■ **Dataset excerpts**
········
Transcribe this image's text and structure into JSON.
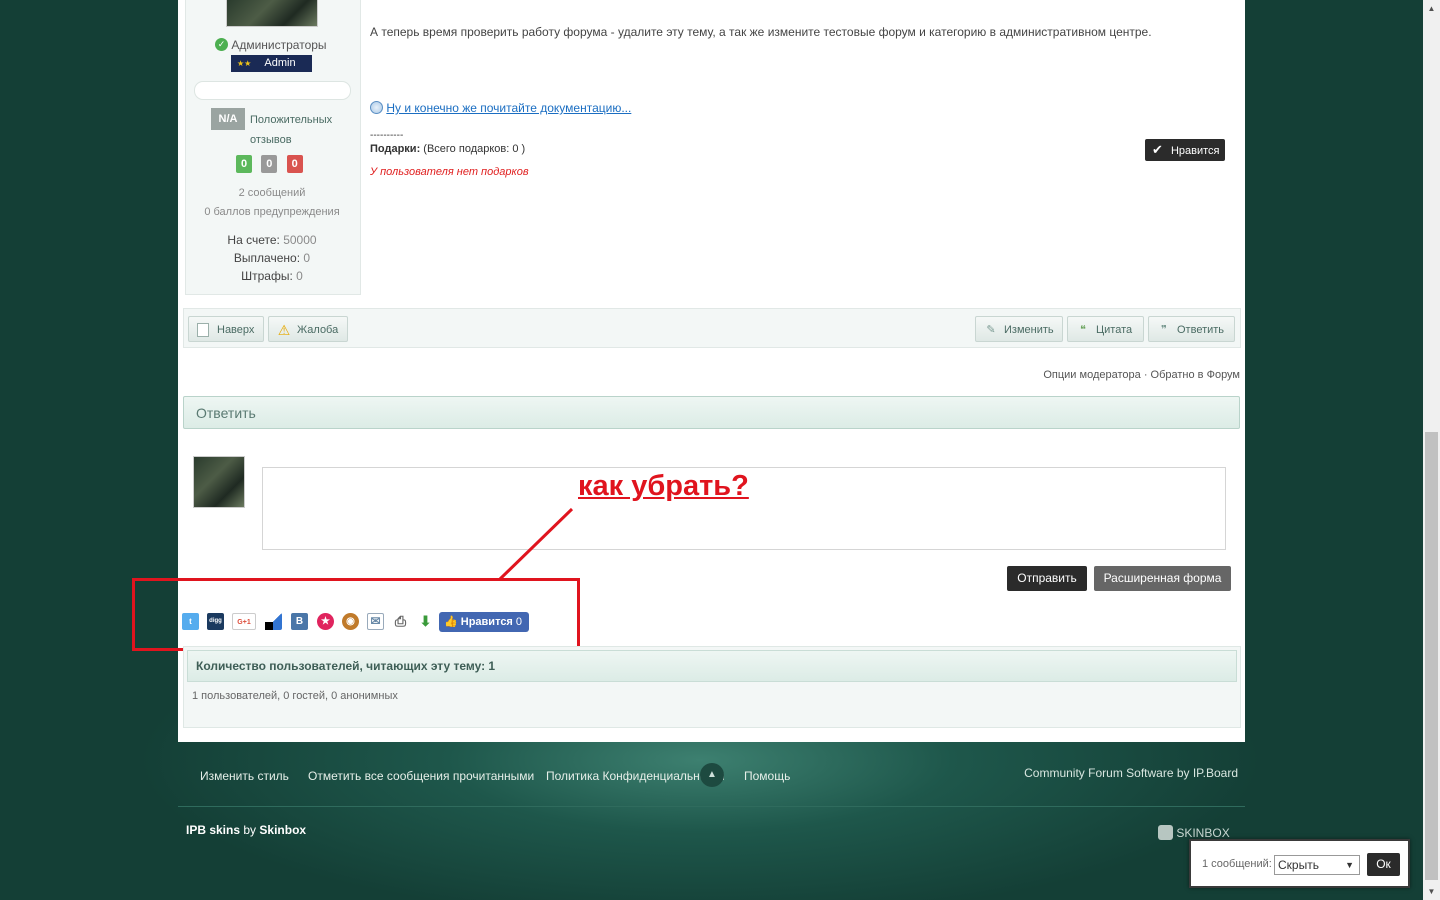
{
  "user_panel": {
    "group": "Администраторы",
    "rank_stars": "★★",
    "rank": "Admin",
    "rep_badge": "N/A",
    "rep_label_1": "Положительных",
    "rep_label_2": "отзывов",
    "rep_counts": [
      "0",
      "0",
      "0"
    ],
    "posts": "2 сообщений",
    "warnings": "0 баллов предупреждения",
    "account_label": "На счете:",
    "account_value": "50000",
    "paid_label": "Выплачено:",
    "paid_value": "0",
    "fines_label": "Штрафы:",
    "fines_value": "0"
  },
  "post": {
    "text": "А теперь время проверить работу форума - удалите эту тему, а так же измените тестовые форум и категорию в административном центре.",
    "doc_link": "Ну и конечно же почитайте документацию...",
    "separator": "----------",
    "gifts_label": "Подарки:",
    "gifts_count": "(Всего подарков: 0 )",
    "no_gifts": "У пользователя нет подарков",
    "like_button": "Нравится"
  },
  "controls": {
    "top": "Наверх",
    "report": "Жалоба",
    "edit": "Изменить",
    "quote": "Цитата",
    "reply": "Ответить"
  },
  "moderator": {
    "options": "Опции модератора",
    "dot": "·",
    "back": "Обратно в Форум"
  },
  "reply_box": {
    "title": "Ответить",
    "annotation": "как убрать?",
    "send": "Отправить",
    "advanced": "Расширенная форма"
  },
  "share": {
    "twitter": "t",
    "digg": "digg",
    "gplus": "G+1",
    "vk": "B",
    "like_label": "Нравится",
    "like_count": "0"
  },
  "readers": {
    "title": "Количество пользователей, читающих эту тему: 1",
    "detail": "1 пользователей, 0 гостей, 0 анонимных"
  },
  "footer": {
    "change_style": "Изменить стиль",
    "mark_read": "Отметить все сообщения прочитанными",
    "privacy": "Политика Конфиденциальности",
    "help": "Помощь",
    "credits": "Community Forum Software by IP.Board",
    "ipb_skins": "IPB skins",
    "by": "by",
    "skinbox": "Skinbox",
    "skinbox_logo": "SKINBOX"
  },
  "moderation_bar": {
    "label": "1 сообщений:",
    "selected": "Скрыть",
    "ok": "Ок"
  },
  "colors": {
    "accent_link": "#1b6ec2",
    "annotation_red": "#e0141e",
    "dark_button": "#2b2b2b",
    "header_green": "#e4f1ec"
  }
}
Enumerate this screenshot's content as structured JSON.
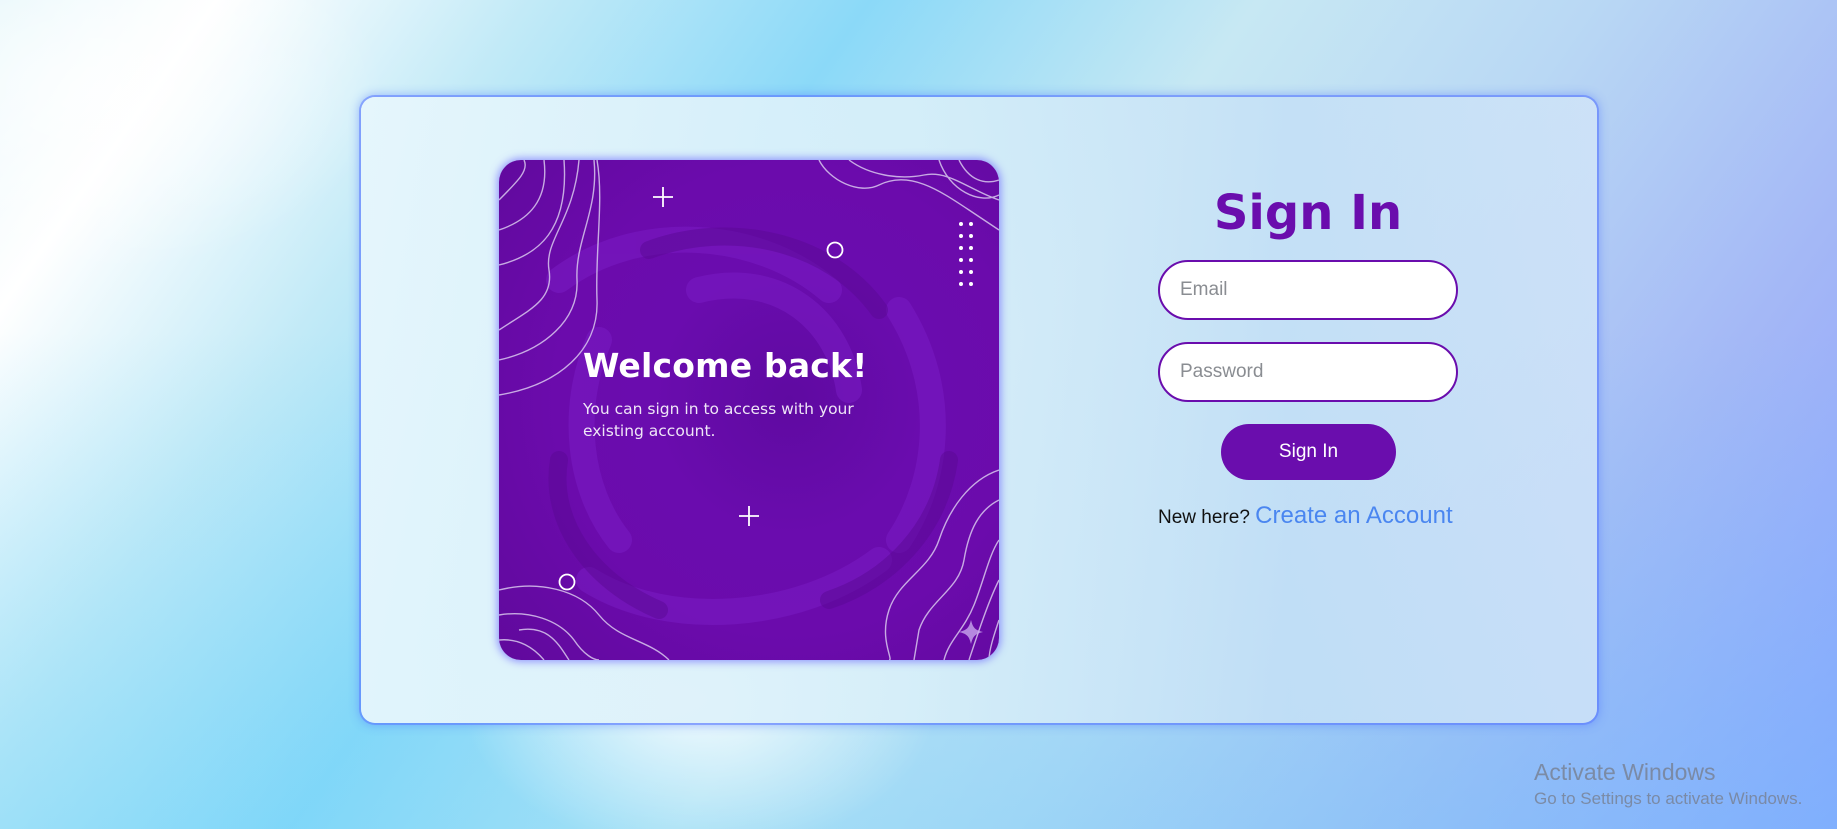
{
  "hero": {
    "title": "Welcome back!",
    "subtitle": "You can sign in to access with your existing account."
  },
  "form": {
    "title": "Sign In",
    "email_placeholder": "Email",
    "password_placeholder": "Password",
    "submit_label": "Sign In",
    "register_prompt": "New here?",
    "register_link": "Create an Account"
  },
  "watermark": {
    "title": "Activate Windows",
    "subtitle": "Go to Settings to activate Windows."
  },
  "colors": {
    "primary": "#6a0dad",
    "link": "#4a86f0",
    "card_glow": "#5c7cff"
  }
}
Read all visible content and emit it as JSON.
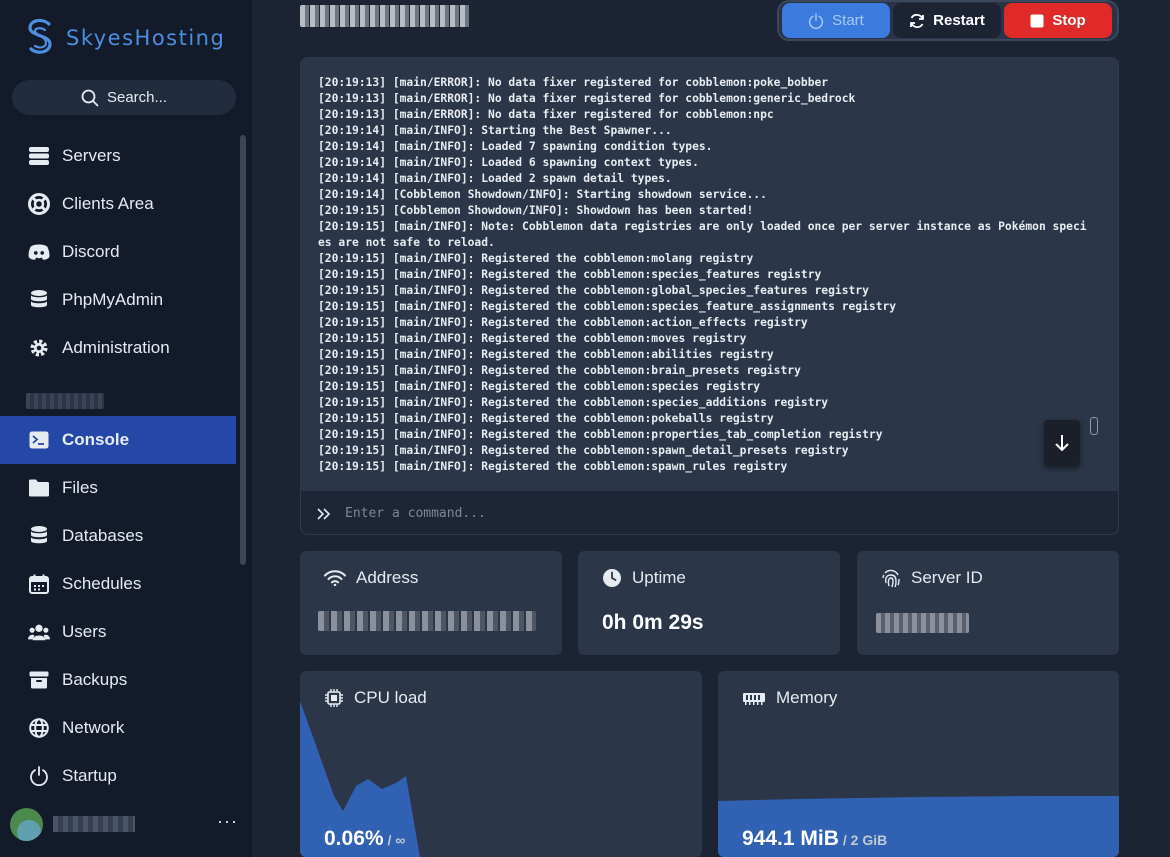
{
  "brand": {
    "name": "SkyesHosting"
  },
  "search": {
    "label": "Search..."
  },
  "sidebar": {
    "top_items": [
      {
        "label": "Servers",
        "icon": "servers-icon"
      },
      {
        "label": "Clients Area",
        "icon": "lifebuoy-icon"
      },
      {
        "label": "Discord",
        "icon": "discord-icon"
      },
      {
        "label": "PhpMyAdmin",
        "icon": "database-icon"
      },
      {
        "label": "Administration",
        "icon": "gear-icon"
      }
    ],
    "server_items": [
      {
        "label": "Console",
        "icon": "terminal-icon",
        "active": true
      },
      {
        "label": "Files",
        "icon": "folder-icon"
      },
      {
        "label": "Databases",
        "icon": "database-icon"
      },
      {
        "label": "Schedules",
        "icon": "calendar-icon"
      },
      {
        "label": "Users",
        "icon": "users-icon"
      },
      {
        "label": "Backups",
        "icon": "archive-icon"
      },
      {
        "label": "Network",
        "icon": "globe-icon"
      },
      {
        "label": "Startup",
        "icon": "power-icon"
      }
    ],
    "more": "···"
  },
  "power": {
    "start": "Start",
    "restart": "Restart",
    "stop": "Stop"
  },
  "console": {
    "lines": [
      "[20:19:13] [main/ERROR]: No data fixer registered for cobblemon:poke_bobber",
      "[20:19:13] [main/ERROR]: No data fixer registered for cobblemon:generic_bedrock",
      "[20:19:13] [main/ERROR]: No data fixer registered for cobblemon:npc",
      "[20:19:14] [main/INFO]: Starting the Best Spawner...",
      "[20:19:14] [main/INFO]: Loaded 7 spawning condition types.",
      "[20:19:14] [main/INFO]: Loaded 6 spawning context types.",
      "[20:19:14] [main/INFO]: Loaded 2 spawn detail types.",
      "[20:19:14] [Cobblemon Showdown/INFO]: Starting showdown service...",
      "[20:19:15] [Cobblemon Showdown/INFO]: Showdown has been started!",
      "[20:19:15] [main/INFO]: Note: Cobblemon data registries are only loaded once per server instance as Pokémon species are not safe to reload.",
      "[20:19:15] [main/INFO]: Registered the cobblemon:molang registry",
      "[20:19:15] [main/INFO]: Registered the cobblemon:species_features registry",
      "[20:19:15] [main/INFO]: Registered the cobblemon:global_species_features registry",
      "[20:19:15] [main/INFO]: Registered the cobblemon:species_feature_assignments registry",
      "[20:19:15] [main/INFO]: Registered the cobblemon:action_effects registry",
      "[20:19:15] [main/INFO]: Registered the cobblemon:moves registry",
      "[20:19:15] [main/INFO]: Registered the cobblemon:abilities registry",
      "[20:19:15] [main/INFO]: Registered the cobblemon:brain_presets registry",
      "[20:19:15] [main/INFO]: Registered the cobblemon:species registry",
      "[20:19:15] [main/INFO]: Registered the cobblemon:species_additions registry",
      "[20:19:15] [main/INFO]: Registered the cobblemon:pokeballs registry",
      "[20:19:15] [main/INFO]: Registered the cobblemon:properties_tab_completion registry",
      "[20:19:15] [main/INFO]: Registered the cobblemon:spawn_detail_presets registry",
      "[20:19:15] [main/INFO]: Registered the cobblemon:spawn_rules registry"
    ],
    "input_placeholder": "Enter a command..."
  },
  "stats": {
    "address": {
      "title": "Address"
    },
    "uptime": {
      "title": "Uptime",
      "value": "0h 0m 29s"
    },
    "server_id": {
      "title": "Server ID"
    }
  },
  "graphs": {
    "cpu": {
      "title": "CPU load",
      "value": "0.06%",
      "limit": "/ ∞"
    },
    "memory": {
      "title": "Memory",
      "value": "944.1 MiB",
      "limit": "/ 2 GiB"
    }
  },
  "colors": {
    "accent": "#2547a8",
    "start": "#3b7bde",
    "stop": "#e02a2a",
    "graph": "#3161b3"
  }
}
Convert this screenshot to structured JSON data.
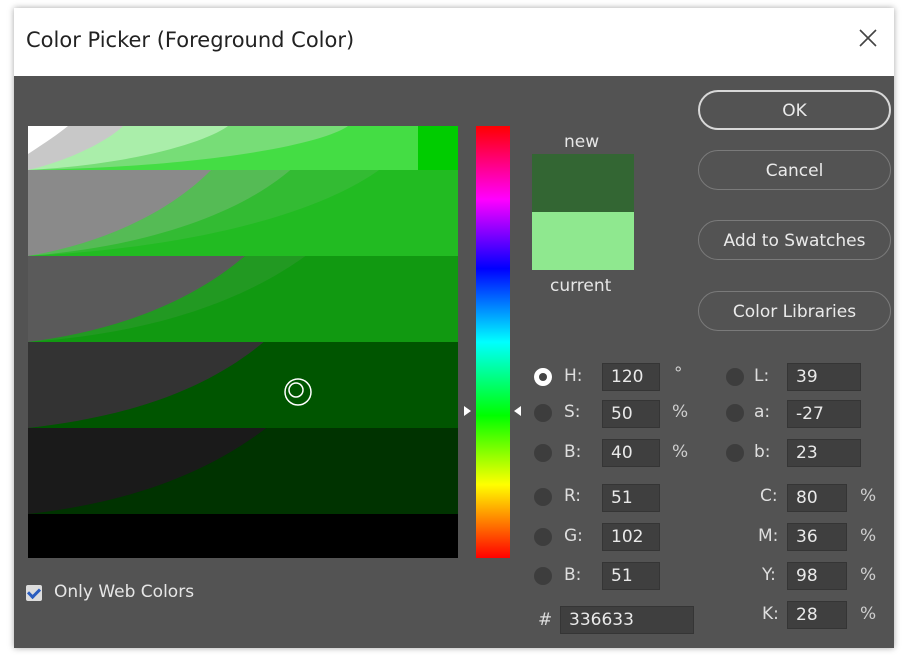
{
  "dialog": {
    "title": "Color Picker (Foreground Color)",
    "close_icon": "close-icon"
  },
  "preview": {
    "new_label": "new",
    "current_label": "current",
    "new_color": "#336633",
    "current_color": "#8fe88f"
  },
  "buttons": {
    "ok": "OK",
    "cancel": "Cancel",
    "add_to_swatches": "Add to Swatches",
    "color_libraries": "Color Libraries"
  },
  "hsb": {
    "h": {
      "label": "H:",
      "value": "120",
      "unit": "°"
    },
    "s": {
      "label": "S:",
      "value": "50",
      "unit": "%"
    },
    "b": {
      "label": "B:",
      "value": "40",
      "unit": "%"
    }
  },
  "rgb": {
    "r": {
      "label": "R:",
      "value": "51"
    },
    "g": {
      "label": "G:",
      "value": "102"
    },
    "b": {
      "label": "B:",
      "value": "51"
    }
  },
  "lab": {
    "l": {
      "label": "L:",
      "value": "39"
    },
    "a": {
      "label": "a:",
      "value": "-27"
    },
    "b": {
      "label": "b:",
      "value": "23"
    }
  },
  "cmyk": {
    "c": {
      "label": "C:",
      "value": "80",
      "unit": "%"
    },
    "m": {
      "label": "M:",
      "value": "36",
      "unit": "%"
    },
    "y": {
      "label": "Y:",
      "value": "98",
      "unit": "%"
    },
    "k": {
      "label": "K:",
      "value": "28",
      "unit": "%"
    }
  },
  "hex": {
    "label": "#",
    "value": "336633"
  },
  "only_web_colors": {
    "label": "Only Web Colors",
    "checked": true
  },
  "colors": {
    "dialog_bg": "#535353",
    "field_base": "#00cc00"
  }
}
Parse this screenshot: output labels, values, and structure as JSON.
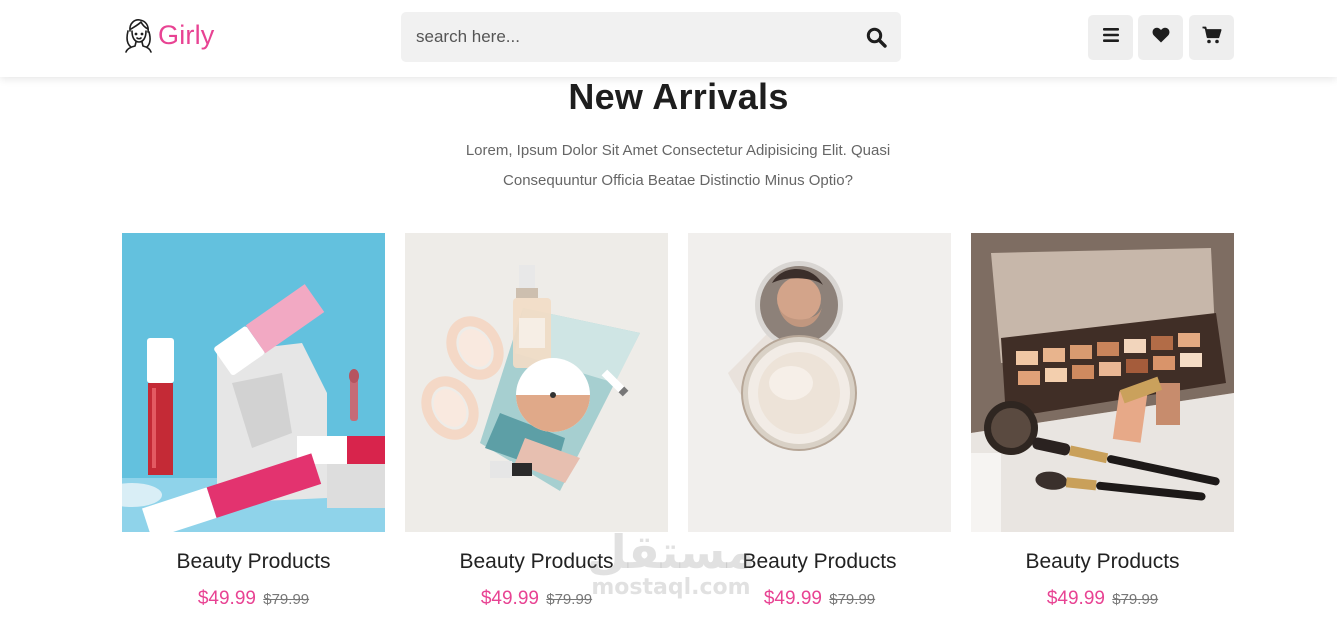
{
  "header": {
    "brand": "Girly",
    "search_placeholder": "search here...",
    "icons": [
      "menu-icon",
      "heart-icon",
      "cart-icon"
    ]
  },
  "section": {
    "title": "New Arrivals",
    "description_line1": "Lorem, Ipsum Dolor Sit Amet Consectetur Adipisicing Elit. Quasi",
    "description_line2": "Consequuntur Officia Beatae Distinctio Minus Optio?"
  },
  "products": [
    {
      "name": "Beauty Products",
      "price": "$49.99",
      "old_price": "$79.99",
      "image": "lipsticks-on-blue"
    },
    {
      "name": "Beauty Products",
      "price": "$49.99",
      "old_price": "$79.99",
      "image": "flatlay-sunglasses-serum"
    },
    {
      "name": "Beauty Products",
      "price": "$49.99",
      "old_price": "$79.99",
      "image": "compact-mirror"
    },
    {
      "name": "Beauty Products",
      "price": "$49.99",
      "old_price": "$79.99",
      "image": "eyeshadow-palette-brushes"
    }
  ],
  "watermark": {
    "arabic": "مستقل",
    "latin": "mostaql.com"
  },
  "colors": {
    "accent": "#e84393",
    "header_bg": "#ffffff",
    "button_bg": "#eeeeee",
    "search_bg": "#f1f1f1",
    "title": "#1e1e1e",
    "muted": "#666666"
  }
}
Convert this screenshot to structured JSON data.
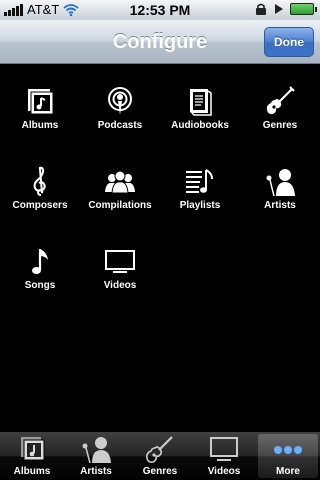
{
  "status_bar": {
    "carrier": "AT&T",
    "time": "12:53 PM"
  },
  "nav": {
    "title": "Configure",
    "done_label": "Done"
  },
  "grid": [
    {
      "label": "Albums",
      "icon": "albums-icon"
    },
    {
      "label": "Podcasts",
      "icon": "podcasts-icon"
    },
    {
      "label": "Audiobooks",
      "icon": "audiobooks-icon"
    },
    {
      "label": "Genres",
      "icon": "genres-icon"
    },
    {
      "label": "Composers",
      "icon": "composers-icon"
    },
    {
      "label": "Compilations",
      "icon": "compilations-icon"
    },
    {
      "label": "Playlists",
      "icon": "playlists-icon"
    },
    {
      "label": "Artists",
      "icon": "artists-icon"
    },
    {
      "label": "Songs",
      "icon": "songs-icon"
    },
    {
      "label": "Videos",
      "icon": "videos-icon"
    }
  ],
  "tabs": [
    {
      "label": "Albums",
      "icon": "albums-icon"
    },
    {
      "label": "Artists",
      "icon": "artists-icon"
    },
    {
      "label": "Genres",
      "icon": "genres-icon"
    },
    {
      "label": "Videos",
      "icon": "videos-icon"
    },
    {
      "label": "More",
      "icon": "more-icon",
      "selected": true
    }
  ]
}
········
■ **Set task**
Extract every line containing the string "Starting" from the data above.

■ **Full response**
      "[20:19:14] [main/INFO]: Starting the Best Spawner...",
      "[20:19:14] [Cobblemon Showdown/INFO]: Starting showdown service...",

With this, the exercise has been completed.